Data entries:
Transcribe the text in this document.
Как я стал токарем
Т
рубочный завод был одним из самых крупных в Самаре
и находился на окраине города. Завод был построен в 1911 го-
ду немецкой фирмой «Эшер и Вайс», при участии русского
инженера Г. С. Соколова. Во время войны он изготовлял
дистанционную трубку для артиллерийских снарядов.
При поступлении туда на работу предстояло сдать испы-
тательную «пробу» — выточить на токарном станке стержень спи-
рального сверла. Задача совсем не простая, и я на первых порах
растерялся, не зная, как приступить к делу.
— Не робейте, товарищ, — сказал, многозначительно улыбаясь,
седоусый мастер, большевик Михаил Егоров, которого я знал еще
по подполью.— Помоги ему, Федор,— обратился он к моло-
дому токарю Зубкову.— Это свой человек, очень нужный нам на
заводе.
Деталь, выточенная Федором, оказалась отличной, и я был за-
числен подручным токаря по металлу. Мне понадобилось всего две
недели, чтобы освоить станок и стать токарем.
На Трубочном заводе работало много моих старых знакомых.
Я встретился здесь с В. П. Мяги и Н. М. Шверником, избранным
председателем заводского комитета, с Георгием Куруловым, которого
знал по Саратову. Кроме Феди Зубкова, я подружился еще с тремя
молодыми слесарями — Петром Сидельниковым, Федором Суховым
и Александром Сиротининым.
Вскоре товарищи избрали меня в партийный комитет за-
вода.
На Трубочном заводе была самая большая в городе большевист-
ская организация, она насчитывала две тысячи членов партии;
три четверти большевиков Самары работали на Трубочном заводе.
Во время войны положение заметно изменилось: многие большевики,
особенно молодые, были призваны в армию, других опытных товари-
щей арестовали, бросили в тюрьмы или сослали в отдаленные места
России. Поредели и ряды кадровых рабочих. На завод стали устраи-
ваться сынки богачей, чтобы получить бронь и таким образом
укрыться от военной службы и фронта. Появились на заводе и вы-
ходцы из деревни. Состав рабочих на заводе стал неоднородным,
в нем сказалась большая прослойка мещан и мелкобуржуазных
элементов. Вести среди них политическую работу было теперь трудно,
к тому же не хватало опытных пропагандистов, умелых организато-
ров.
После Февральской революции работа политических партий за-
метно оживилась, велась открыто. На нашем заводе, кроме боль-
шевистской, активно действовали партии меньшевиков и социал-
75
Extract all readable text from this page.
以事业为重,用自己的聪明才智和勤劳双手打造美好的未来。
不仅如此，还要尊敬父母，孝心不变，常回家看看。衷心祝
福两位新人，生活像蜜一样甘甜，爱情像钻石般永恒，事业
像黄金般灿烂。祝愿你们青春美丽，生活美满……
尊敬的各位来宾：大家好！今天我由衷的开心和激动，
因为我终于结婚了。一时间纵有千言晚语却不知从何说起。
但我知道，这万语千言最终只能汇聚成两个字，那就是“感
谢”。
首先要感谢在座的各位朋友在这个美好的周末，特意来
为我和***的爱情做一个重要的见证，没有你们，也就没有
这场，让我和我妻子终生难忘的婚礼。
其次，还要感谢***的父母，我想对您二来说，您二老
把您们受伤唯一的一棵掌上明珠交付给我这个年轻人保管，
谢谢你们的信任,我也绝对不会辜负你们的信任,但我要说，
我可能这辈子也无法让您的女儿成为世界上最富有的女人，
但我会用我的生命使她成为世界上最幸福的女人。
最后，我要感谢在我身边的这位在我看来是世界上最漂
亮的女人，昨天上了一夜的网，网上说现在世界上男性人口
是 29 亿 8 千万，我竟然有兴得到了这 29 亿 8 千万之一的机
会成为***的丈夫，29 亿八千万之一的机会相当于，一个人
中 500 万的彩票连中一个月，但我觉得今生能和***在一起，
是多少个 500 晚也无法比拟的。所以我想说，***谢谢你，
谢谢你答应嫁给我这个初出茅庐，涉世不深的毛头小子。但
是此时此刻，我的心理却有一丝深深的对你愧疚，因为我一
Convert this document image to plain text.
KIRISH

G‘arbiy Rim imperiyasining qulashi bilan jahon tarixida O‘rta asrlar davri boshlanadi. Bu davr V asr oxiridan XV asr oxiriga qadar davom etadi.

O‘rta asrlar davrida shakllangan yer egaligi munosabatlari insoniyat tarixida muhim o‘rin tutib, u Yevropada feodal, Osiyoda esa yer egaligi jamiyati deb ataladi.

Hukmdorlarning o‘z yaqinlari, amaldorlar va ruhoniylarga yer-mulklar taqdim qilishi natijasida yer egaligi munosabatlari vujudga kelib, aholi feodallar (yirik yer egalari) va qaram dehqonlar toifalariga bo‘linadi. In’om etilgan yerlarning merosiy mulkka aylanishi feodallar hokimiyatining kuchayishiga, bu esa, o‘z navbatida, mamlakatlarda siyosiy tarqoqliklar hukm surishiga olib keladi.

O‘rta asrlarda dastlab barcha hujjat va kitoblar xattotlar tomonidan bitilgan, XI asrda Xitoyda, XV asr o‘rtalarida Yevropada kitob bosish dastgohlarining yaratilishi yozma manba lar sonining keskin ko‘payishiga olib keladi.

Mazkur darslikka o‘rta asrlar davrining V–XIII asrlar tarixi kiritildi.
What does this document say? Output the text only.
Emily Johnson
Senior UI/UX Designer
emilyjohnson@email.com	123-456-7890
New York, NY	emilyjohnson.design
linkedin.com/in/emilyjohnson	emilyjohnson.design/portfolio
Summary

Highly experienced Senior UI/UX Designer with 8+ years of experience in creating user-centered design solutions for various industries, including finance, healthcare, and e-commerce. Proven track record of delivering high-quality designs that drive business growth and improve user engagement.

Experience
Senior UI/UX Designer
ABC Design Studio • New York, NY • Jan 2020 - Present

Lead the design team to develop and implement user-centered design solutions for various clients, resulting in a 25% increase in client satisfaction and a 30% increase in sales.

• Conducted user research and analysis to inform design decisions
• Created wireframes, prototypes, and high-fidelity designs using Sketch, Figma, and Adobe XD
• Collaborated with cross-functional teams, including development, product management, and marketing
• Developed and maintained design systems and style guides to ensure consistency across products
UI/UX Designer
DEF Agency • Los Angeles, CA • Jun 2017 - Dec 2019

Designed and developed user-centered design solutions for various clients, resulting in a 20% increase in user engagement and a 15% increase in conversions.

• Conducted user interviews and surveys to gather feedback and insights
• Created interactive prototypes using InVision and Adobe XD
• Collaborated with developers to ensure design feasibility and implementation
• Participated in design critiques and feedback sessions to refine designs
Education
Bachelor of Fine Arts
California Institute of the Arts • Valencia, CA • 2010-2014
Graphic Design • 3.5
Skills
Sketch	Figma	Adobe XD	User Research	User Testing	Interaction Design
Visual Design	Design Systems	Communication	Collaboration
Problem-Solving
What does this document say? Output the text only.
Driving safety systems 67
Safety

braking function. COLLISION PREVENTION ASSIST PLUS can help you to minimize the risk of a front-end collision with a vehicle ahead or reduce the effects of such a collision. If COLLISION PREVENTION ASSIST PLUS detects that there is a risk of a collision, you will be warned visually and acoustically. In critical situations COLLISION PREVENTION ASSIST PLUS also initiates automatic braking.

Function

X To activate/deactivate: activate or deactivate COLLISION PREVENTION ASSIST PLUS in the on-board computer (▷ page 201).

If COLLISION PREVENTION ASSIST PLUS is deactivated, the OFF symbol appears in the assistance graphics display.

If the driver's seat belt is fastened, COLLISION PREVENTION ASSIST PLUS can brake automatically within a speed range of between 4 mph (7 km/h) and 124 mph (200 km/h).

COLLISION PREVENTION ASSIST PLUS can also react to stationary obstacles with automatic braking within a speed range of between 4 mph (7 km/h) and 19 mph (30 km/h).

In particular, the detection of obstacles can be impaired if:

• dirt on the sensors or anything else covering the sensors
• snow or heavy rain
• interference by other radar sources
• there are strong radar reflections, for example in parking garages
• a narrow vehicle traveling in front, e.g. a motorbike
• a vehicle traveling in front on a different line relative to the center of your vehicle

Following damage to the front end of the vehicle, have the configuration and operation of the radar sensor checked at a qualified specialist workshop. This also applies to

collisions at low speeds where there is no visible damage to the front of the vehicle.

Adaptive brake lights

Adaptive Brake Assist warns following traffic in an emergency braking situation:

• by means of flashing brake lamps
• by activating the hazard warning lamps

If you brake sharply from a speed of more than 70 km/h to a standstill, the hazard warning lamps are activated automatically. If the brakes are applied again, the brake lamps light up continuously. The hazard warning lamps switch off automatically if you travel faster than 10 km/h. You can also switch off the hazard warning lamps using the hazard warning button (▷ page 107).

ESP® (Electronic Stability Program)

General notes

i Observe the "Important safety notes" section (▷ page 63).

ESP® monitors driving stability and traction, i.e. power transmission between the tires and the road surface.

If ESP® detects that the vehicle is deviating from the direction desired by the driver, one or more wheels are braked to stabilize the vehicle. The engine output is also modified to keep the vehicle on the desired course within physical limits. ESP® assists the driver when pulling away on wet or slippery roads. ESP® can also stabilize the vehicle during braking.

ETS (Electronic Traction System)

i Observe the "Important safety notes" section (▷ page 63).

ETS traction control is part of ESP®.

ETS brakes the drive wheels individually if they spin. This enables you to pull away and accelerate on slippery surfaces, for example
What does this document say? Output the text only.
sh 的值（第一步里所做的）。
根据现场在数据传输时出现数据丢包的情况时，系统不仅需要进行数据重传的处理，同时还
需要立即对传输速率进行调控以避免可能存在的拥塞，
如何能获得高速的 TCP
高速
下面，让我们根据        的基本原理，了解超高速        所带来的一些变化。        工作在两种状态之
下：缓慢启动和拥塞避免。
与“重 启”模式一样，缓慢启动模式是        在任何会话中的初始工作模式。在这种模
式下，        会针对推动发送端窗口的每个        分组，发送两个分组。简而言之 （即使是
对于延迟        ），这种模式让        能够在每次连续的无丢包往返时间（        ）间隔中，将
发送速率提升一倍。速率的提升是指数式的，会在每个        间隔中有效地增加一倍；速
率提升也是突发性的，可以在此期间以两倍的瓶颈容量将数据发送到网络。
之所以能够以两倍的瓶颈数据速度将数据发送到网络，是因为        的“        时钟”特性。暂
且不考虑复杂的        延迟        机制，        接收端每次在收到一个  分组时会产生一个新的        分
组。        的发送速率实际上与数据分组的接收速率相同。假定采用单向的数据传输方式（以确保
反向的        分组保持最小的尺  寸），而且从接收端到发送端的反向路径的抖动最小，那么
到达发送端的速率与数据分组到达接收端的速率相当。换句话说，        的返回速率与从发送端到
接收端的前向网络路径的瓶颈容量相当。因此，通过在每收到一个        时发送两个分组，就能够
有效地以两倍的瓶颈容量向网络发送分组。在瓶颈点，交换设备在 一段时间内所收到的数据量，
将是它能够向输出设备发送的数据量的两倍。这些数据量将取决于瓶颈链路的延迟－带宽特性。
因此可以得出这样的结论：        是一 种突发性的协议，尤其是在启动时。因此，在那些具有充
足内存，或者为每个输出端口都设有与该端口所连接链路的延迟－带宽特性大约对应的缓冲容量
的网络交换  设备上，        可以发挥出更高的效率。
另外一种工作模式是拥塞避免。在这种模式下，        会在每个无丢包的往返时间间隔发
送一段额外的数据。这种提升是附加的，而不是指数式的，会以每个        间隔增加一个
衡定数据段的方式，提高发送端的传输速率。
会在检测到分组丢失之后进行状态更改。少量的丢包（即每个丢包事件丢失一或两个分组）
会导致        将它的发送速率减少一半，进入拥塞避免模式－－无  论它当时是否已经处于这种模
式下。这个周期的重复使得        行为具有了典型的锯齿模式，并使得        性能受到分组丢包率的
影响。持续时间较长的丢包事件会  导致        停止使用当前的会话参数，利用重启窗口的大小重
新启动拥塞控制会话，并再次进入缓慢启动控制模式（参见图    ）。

§ Your goal
All lines of the data above that include the word "automatically" must be shown.

§ Task result
If the driver's seat belt is fastened, COLLISION PREVENTION ASSIST PLUS can brake automatically within a speed range of between 4 mph (7 km/h) and 124 mph (200 km/h).
If you brake sharply from a speed of more than 70 km/h to a standstill, the hazard warning lamps are activated automatically. If the brakes are applied again, the brake lamps light up continuously. The hazard warning lamps switch off automatically if you travel faster than 10 km/h. You can also switch off the hazard warning lamps using the hazard warning button (▷ page 107).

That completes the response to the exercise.